Figure record listings:
.....

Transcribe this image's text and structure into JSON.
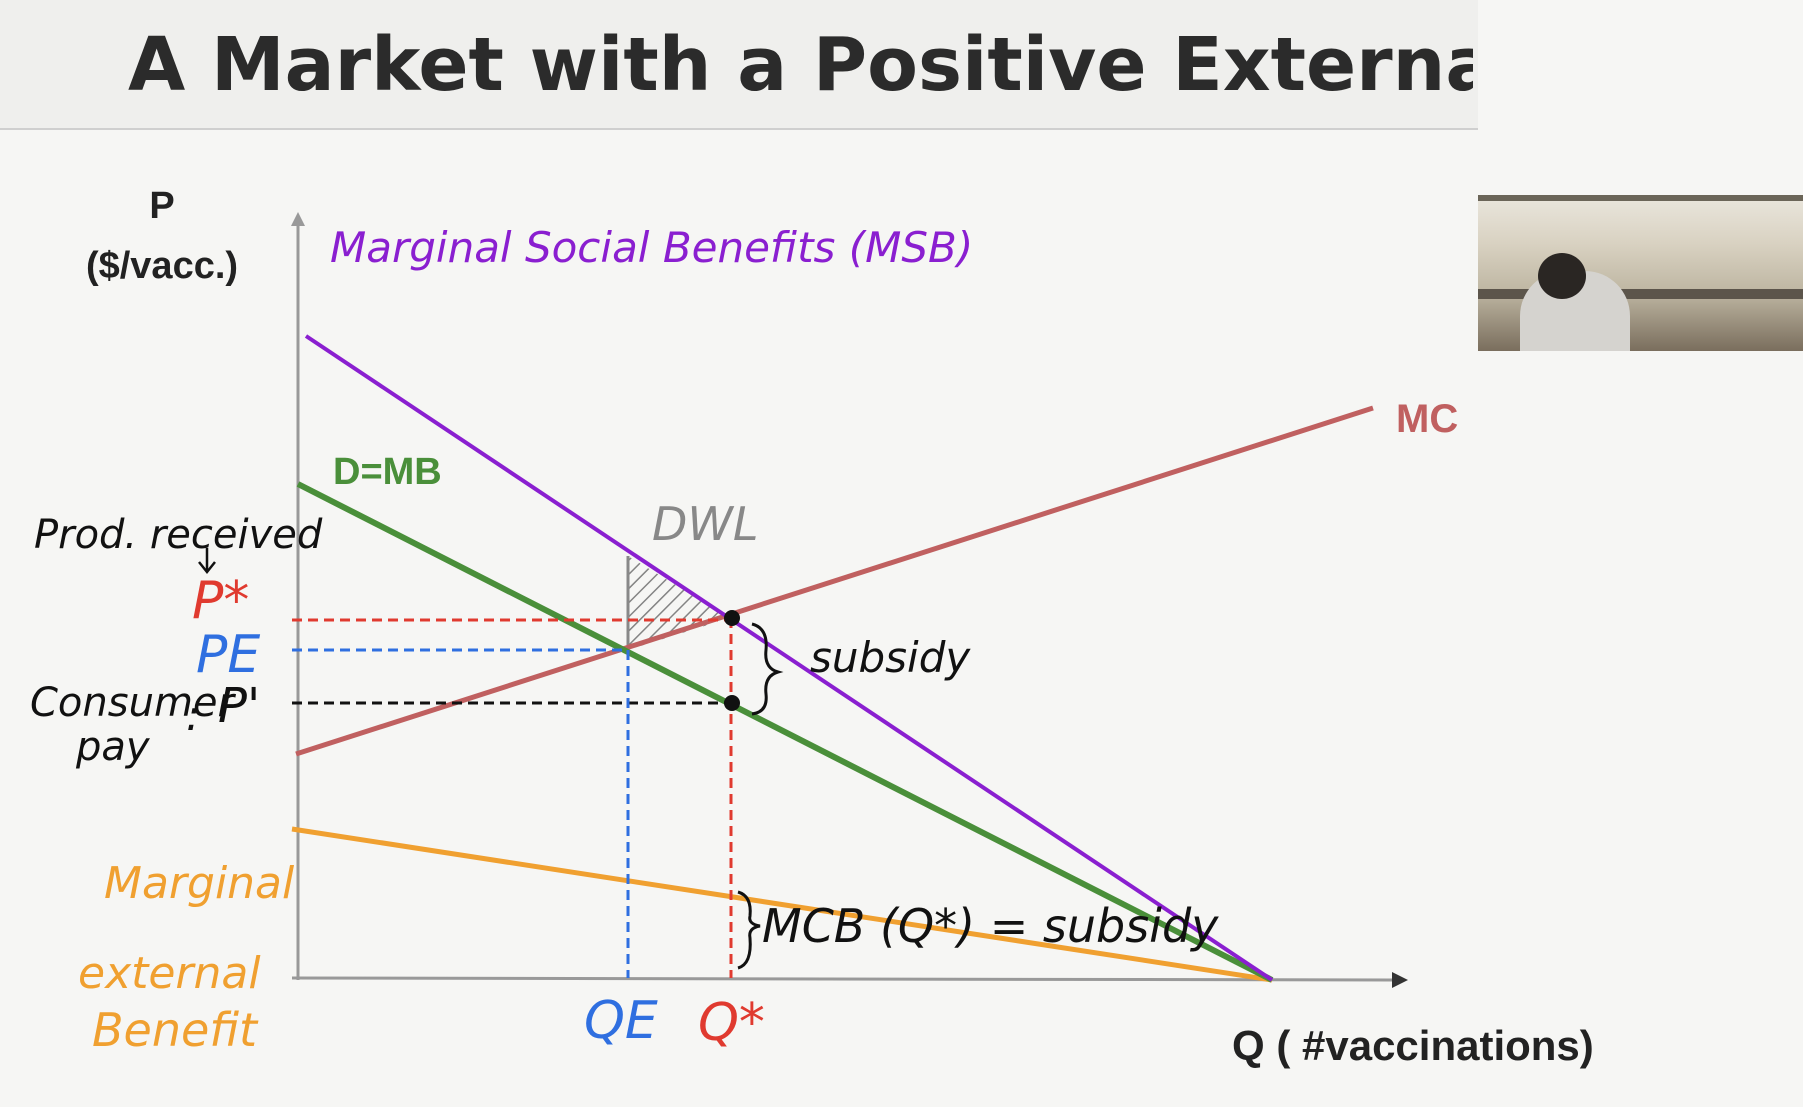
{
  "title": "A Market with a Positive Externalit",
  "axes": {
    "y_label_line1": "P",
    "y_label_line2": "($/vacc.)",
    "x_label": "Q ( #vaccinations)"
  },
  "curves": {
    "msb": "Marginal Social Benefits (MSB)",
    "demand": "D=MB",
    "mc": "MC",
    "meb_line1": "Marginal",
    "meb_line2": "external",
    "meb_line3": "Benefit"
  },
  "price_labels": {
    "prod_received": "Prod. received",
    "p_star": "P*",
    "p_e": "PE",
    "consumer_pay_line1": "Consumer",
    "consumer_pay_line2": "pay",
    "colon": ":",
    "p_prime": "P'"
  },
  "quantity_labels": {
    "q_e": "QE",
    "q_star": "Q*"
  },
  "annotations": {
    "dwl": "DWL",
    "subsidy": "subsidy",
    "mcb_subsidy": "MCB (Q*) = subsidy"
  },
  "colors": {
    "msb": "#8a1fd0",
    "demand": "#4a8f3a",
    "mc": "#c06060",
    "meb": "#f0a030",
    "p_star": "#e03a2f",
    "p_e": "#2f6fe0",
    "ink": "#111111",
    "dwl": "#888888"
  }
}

.....

* What is needed *
Write out the entries above word for word. Do not include the pictures.

* Answer below *
Transcribe this image's text and structure into JSON.
{
  "title": "A Market with a Positive Externalit",
  "axes": {
    "y_label_line1": "P",
    "y_label_line2": "($/vacc.)",
    "x_label": "Q ( #vaccinations)"
  },
  "curves": {
    "msb": "Marginal Social Benefits (MSB)",
    "demand": "D=MB",
    "mc": "MC",
    "meb_line1": "Marginal",
    "meb_line2": "external",
    "meb_line3": "Benefit"
  },
  "price_labels": {
    "prod_received": "Prod. received",
    "p_star": "P*",
    "p_e": "PE",
    "consumer_pay_line1": "Consumer",
    "consumer_pay_line2": "pay",
    "colon": ":",
    "p_prime": "P'"
  },
  "quantity_labels": {
    "q_e": "QE",
    "q_star": "Q*"
  },
  "annotations": {
    "dwl": "DWL",
    "subsidy": "subsidy",
    "mcb_subsidy": "MCB (Q*) = subsidy"
  },
  "colors": {
    "msb": "#8a1fd0",
    "demand": "#4a8f3a",
    "mc": "#c06060",
    "meb": "#f0a030",
    "p_star": "#e03a2f",
    "p_e": "#2f6fe0",
    "ink": "#111111",
    "dwl": "#888888"
  }
}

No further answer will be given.